* PROBLEM TO SOLVE
What is needed here is an exact copy of every entry.

Extracted data entries:
▬▬▬

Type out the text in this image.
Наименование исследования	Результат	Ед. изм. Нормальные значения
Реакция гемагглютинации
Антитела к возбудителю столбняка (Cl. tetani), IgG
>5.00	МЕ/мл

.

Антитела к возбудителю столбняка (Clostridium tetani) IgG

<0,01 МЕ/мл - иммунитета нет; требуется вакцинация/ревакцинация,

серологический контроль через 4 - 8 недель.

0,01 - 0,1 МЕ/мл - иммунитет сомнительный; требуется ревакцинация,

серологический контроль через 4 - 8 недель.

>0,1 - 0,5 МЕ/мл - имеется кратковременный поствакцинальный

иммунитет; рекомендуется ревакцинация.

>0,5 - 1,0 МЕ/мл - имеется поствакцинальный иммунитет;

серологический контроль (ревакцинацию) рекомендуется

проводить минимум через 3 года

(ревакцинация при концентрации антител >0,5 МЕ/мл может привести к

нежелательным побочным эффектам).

▬▬▬

* RESULT OF THE EXERCISE
Type out the text in this image.
Наименование исследования	Результат	Ед. изм. Нормальные значения
Реакция гемагглютинации
Антитела к возбудителю столбняка (Cl. tetani), IgG
>5.00	МЕ/мл

.

Антитела к возбудителю столбняка (Clostridium tetani) IgG

<0,01 МЕ/мл - иммунитета нет; требуется вакцинация/ревакцинация,

серологический контроль через 4 - 8 недель.

0,01 - 0,1 МЕ/мл - иммунитет сомнительный; требуется ревакцинация,

серологический контроль через 4 - 8 недель.

>0,1 - 0,5 МЕ/мл - имеется кратковременный поствакцинальный

иммунитет; рекомендуется ревакцинация.

>0,5 - 1,0 МЕ/мл - имеется поствакцинальный иммунитет;

серологический контроль (ревакцинацию) рекомендуется

проводить минимум через 3 года

(ревакцинация при концентрации антител >0,5 МЕ/мл может привести к

нежелательным побочным эффектам).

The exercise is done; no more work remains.